Count each line in which the word "screenshot" appears. Reply with the total and nothing more.

--- Begin Source data ---

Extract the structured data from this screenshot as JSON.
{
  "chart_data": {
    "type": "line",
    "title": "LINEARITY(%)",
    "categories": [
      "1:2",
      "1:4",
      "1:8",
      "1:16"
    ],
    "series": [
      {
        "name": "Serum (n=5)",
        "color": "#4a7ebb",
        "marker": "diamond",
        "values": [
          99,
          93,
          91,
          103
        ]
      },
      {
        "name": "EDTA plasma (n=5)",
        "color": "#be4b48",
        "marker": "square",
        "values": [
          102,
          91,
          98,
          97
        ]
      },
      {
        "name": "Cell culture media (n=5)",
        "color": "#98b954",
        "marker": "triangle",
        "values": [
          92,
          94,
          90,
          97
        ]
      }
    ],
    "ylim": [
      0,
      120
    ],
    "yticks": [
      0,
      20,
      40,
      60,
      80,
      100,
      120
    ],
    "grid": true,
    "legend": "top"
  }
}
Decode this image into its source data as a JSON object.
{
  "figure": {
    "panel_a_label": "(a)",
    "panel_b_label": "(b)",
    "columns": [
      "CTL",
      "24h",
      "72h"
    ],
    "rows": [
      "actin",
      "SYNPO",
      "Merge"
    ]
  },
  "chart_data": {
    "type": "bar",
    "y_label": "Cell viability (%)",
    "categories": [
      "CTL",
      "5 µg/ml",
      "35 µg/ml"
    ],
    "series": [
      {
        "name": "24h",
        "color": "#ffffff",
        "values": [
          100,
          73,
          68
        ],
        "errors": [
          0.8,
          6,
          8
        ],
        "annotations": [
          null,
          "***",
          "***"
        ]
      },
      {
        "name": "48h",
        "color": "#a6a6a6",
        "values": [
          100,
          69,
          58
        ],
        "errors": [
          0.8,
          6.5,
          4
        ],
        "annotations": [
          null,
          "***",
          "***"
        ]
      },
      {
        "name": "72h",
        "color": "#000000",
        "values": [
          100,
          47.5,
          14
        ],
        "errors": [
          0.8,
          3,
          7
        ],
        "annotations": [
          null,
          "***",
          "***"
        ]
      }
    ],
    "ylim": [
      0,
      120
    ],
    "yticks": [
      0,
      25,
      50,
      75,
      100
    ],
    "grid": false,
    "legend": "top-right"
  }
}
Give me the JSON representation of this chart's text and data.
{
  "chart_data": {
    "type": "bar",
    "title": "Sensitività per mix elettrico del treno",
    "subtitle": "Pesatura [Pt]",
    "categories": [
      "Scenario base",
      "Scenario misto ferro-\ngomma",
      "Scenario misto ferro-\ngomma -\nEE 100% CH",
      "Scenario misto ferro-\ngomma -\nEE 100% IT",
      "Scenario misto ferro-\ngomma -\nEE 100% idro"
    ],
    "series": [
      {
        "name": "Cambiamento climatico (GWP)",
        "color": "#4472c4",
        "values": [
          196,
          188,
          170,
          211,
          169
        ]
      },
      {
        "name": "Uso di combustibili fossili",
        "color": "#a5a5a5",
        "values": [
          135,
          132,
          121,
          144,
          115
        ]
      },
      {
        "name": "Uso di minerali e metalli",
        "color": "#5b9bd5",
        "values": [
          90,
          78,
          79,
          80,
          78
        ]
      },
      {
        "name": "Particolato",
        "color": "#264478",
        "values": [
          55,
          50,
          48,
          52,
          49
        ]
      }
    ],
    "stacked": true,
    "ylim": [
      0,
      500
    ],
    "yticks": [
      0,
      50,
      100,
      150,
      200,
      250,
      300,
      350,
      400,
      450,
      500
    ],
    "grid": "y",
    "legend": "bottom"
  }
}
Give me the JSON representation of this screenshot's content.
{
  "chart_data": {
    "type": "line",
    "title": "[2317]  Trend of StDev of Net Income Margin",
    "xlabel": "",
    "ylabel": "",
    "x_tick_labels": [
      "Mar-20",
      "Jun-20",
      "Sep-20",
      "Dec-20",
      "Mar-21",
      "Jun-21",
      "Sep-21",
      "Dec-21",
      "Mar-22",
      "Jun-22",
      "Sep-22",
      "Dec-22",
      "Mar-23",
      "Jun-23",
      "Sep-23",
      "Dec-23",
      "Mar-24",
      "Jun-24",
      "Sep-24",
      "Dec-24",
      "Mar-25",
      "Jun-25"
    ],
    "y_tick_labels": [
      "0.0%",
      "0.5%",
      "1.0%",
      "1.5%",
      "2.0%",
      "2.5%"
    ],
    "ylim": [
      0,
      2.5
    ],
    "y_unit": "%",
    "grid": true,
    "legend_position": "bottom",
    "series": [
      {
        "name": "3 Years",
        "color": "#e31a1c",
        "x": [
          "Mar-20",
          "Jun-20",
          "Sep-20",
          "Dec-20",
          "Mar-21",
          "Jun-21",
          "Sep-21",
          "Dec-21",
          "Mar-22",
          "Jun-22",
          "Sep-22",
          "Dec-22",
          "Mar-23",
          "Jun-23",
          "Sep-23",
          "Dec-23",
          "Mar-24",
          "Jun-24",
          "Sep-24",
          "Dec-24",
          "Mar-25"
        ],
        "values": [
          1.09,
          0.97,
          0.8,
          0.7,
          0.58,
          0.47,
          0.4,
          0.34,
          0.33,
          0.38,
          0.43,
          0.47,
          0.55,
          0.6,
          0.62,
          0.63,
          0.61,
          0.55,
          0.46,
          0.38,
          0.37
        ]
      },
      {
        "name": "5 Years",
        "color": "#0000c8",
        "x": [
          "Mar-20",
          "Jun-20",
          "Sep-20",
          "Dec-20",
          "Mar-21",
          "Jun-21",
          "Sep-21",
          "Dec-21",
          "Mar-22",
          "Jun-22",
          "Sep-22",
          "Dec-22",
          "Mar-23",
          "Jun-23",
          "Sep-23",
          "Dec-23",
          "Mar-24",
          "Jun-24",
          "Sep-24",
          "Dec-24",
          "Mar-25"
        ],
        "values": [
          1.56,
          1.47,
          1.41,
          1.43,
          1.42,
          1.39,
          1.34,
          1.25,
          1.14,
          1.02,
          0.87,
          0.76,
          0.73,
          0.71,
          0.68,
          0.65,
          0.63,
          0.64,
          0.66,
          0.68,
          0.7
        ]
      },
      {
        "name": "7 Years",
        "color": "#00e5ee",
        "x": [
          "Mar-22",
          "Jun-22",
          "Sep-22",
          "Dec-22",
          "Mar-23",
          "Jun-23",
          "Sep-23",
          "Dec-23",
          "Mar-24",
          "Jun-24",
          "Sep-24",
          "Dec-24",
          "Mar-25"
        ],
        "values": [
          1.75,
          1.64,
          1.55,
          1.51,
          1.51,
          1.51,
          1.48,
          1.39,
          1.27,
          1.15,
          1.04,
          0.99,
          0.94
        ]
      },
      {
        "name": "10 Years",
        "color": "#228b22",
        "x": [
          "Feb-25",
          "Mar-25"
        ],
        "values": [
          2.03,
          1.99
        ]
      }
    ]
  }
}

--- End Source data ---

Solution: 2